## START DATASET CONTENT

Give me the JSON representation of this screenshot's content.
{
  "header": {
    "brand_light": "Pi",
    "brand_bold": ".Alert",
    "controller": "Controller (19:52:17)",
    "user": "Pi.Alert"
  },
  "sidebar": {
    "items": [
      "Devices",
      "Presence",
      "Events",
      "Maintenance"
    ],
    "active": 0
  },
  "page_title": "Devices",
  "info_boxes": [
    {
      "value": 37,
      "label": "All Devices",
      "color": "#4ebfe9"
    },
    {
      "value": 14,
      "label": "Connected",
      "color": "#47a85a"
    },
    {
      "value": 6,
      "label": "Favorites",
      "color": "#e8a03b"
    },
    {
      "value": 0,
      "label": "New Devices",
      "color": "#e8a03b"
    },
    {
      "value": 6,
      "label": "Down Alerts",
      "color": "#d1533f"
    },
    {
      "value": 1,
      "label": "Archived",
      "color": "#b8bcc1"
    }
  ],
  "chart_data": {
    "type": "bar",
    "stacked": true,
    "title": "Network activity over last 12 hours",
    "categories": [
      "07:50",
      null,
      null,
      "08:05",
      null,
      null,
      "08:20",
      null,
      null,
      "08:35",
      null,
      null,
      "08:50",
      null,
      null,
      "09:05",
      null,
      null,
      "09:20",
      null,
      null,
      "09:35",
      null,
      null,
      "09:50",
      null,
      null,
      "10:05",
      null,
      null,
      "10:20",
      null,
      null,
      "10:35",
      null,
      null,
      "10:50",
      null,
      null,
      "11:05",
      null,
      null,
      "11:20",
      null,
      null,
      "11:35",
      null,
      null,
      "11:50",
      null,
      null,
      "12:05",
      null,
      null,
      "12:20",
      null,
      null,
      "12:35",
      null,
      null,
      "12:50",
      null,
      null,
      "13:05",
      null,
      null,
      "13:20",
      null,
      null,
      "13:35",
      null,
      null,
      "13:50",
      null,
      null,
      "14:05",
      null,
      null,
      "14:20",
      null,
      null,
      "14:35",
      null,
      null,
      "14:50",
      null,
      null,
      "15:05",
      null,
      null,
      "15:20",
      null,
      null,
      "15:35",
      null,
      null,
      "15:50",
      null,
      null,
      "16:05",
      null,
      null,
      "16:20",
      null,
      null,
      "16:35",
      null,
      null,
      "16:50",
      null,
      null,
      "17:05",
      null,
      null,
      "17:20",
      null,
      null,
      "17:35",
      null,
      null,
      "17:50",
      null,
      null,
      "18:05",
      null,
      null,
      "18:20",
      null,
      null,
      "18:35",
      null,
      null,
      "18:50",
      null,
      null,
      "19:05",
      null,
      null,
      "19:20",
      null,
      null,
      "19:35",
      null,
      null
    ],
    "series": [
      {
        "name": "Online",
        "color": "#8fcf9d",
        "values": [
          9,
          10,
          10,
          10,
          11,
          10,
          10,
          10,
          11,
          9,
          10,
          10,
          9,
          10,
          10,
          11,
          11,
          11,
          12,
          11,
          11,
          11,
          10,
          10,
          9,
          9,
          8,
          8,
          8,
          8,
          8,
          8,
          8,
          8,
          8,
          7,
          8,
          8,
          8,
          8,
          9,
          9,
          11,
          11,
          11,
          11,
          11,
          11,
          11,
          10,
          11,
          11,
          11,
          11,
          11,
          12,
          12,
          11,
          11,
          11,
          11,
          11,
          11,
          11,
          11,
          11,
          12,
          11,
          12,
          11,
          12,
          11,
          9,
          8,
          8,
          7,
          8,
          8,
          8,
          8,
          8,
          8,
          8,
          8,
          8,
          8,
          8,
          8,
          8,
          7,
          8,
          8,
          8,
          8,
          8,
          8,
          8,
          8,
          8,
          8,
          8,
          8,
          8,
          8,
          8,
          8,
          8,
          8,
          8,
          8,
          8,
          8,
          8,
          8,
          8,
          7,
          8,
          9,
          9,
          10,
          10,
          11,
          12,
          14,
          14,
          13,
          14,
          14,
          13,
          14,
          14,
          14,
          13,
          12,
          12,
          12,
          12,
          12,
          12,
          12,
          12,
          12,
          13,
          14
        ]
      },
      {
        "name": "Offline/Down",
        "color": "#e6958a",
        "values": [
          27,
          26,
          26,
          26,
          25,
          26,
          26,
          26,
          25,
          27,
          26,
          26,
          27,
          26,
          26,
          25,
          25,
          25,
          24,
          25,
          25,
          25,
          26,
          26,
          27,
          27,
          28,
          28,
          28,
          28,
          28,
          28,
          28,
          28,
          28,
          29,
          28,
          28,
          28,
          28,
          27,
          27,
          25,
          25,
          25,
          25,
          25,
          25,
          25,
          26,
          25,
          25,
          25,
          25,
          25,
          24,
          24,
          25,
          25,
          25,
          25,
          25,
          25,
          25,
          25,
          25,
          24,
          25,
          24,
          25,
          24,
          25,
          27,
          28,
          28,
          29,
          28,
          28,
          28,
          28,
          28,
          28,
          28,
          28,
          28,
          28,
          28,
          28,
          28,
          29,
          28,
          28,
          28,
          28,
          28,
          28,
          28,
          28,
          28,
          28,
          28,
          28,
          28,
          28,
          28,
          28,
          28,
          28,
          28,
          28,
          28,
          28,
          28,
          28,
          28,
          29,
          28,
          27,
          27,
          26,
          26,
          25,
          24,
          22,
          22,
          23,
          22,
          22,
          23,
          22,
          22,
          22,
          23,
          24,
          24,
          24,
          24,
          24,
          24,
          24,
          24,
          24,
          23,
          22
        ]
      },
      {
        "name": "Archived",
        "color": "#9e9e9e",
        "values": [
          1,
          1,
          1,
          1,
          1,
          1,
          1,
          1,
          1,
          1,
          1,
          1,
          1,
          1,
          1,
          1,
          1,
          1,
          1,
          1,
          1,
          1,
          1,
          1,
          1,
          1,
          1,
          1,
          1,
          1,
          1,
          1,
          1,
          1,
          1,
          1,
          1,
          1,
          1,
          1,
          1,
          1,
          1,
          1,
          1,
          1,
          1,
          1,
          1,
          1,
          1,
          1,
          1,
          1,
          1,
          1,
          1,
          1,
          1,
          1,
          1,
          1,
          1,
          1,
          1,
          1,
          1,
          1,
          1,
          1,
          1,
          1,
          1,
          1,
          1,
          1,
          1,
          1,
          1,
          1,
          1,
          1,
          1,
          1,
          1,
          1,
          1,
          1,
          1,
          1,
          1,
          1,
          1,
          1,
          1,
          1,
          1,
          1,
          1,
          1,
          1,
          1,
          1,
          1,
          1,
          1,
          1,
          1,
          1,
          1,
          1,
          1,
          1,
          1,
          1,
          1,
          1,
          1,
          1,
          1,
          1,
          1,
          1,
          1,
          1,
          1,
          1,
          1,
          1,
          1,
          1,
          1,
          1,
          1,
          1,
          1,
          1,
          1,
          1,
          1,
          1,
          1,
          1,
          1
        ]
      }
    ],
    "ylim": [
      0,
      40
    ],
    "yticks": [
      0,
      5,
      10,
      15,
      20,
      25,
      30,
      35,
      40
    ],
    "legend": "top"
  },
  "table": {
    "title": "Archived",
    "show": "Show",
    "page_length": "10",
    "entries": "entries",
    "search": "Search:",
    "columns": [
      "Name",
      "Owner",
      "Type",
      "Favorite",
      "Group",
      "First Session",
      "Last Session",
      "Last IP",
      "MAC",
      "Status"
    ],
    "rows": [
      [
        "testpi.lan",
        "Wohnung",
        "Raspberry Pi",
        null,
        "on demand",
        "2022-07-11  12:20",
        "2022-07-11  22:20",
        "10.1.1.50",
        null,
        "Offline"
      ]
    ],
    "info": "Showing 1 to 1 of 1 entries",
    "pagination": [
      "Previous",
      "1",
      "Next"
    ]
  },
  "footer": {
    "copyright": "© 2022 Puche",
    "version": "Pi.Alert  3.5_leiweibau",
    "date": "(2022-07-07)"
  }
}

## END DATASET CONTENT

- **AIM**
Check every line for "entries" and show the ones that have it.

- **TASK RESULT**
    "entries": "entries",
    "info": "Showing 1 to 1 of 1 entries",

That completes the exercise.